Set problem:
Read the records below. Copy each line where the string "subtitle" occurs.

Figure contents as structured data:
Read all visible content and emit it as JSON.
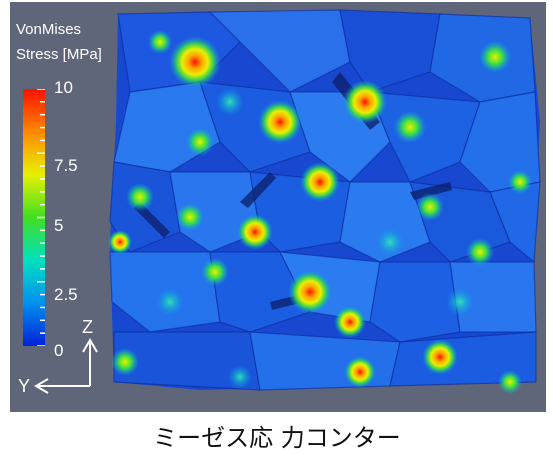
{
  "legend": {
    "title_line1": "VonMises",
    "title_line2": "Stress [MPa]",
    "ticks": [
      "10",
      "7.5",
      "5",
      "2.5",
      "0"
    ]
  },
  "axes": {
    "z_label": "Z",
    "y_label": "Y"
  },
  "caption": "ミーゼス応 力コンター",
  "colors": {
    "background": "#606679",
    "colormap": [
      "#0020d8",
      "#0090f0",
      "#00e0c0",
      "#40e020",
      "#e8f000",
      "#ff8800",
      "#ff1000"
    ]
  }
}
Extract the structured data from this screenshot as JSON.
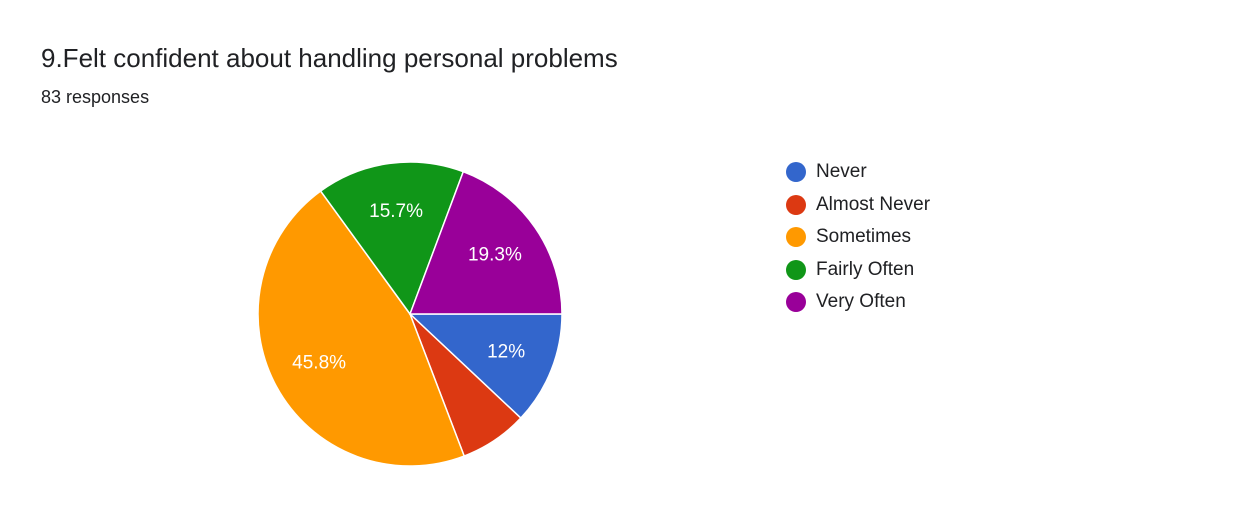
{
  "header": {
    "title": "9.Felt confident about handling personal problems",
    "responses": "83 responses"
  },
  "chart_data": {
    "type": "pie",
    "title": "9.Felt confident about handling personal problems",
    "subtitle": "83 responses",
    "legend_position": "right",
    "slices": [
      {
        "label": "Never",
        "value": 12.0,
        "display": "12%",
        "color": "#3366cc"
      },
      {
        "label": "Almost Never",
        "value": 7.2,
        "display": "",
        "color": "#dc3912"
      },
      {
        "label": "Sometimes",
        "value": 45.8,
        "display": "45.8%",
        "color": "#ff9900"
      },
      {
        "label": "Fairly Often",
        "value": 15.7,
        "display": "15.7%",
        "color": "#109618"
      },
      {
        "label": "Very Often",
        "value": 19.3,
        "display": "19.3%",
        "color": "#990099"
      }
    ]
  }
}
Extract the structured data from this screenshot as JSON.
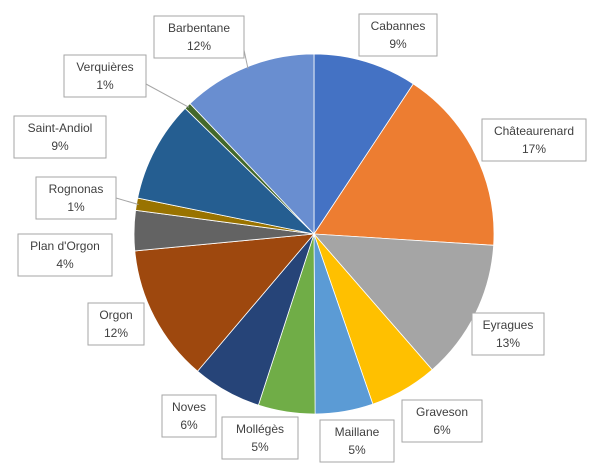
{
  "chart_data": {
    "type": "pie",
    "title": "",
    "start_angle_deg": 0,
    "direction": "clockwise",
    "slices": [
      {
        "name": "Cabannes",
        "value": 9.3,
        "percent_label": "9%",
        "color": "#4472C4"
      },
      {
        "name": "Châteaurenard",
        "value": 16.7,
        "percent_label": "17%",
        "color": "#ED7D31"
      },
      {
        "name": "Eyragues",
        "value": 12.6,
        "percent_label": "13%",
        "color": "#A5A5A5"
      },
      {
        "name": "Graveson",
        "value": 6.1,
        "percent_label": "6%",
        "color": "#FFC000"
      },
      {
        "name": "Maillane",
        "value": 5.2,
        "percent_label": "5%",
        "color": "#5B9BD5"
      },
      {
        "name": "Mollégès",
        "value": 5.1,
        "percent_label": "5%",
        "color": "#70AD47"
      },
      {
        "name": "Noves",
        "value": 6.2,
        "percent_label": "6%",
        "color": "#264478"
      },
      {
        "name": "Orgon",
        "value": 12.3,
        "percent_label": "12%",
        "color": "#9E480E"
      },
      {
        "name": "Plan d'Orgon",
        "value": 3.6,
        "percent_label": "4%",
        "color": "#636363"
      },
      {
        "name": "Rognonas",
        "value": 1.1,
        "percent_label": "1%",
        "color": "#997300"
      },
      {
        "name": "Saint-Andiol",
        "value": 9.1,
        "percent_label": "9%",
        "color": "#255E91"
      },
      {
        "name": "Verquières",
        "value": 0.6,
        "percent_label": "1%",
        "color": "#43682B"
      },
      {
        "name": "Barbentane",
        "value": 12.1,
        "percent_label": "12%",
        "color": "#698ED0"
      }
    ]
  }
}
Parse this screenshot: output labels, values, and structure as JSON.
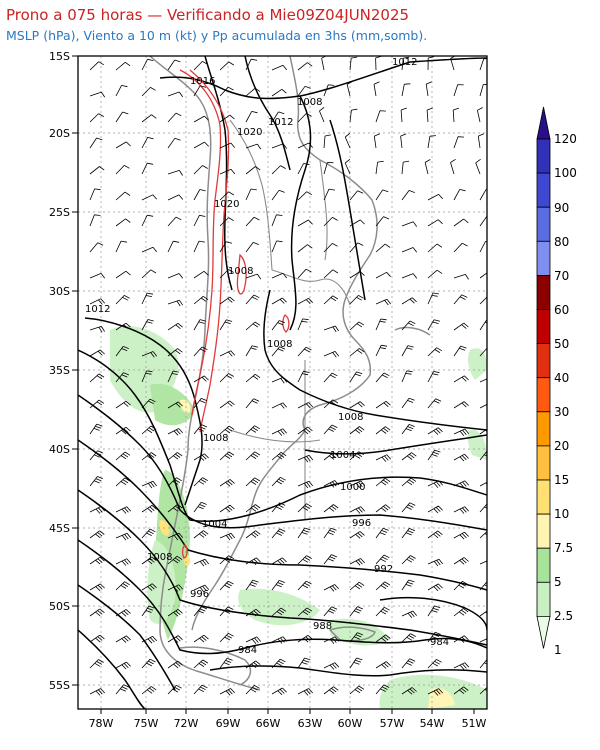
{
  "title": "Prono a 075 horas — Verificando a Mie09Z04JUN2025",
  "subtitle": "MSLP (hPa), Viento a 10 m (kt) y Pp acumulada en 3hs (mm,somb).",
  "colors": {
    "title": "#cc2222",
    "subtitle": "#2a78c2",
    "isobar": "#000000",
    "coast": "#8c8c8c",
    "high_precip_contour": "#e03a3a",
    "barb": "#000000"
  },
  "axes": {
    "lat_labels": [
      "15S",
      "20S",
      "25S",
      "30S",
      "35S",
      "40S",
      "45S",
      "50S",
      "55S"
    ],
    "lon_labels": [
      "78W",
      "75W",
      "72W",
      "69W",
      "66W",
      "63W",
      "60W",
      "57W",
      "54W",
      "51W"
    ]
  },
  "isobar_labels": [
    "1012",
    "1016",
    "1008",
    "1020",
    "1012",
    "1020",
    "1008",
    "1012",
    "1008",
    "1008",
    "1008",
    "1004",
    "1000",
    "996",
    "1004",
    "992",
    "1008",
    "996",
    "988",
    "984",
    "984"
  ],
  "colorbar": {
    "labels": [
      "120",
      "100",
      "90",
      "80",
      "70",
      "60",
      "50",
      "40",
      "30",
      "20",
      "15",
      "10",
      "7.5",
      "5",
      "2.5",
      "1"
    ],
    "colors": [
      "#2a0f8c",
      "#3030b8",
      "#3f48d2",
      "#5b6ce0",
      "#7f8ef0",
      "#8c0000",
      "#c00000",
      "#e03010",
      "#ff5a10",
      "#ff9900",
      "#ffc040",
      "#ffe070",
      "#fff4b0",
      "#a8e39a",
      "#c8f0c0",
      "#eafbe6"
    ]
  }
}
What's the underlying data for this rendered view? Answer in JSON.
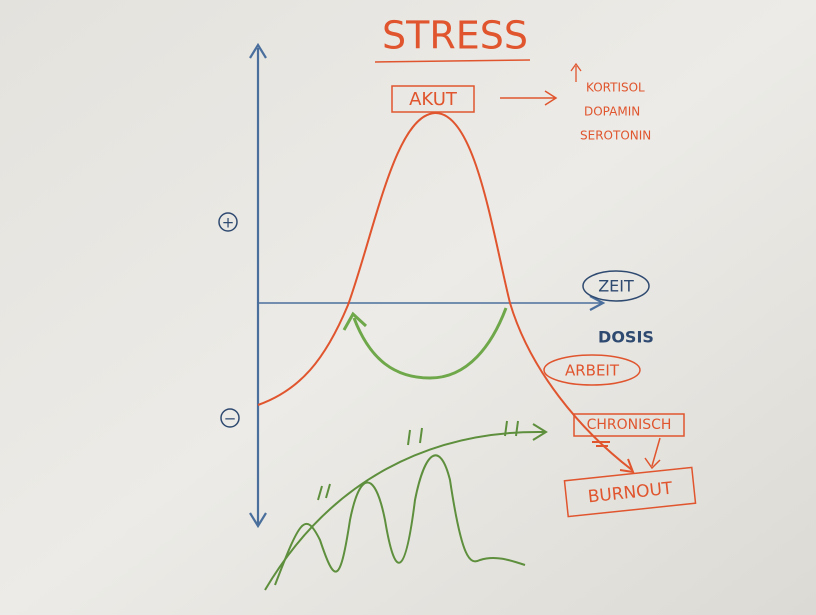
{
  "title": "STRESS",
  "akut": {
    "label": "AKUT",
    "effects": [
      "KORTISOL",
      "DOPAMIN",
      "SEROTONIN"
    ]
  },
  "axis": {
    "positive": "+",
    "negative": "−",
    "x_label": "ZEIT",
    "x_label_2": "DOSIS"
  },
  "nodes": [
    {
      "label": "ARBEIT"
    },
    {
      "label": "CHRONISCH"
    },
    {
      "label": "BURNOUT"
    }
  ]
}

Answer to the task:
    "subtitle": "83 responses",
  "subtitle": "MSLP (hPa), Viento a 10 m (kt) y Pp acumulada en 3hs (mm,somb).",
    "subtitle": "#2a78c2",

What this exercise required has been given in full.